### Task objective:
Could you extract every line of the material below and reproduce each one verbatim, without changing a character?

^^^^

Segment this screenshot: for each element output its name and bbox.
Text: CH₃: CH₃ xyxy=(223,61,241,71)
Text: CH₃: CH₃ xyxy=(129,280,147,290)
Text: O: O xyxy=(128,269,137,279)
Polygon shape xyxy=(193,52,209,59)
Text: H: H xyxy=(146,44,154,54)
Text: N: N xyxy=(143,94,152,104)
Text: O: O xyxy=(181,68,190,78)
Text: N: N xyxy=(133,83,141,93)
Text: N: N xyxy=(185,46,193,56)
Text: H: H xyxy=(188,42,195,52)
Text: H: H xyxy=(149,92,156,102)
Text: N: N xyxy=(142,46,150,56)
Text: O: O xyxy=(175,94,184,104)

^^^^

### Answer to this problem:
Segment this screenshot: for each element output its name and bbox.
Text: CH₃: CH₃ xyxy=(223,61,241,71)
Text: CH₃: CH₃ xyxy=(129,280,147,290)
Text: O: O xyxy=(128,269,137,279)
Polygon shape xyxy=(193,52,209,59)
Text: H: H xyxy=(146,44,154,54)
Text: N: N xyxy=(143,94,152,104)
Text: O: O xyxy=(181,68,190,78)
Text: N: N xyxy=(133,83,141,93)
Text: N: N xyxy=(185,46,193,56)
Text: H: H xyxy=(188,42,195,52)
Text: H: H xyxy=(149,92,156,102)
Text: N: N xyxy=(142,46,150,56)
Text: O: O xyxy=(175,94,184,104)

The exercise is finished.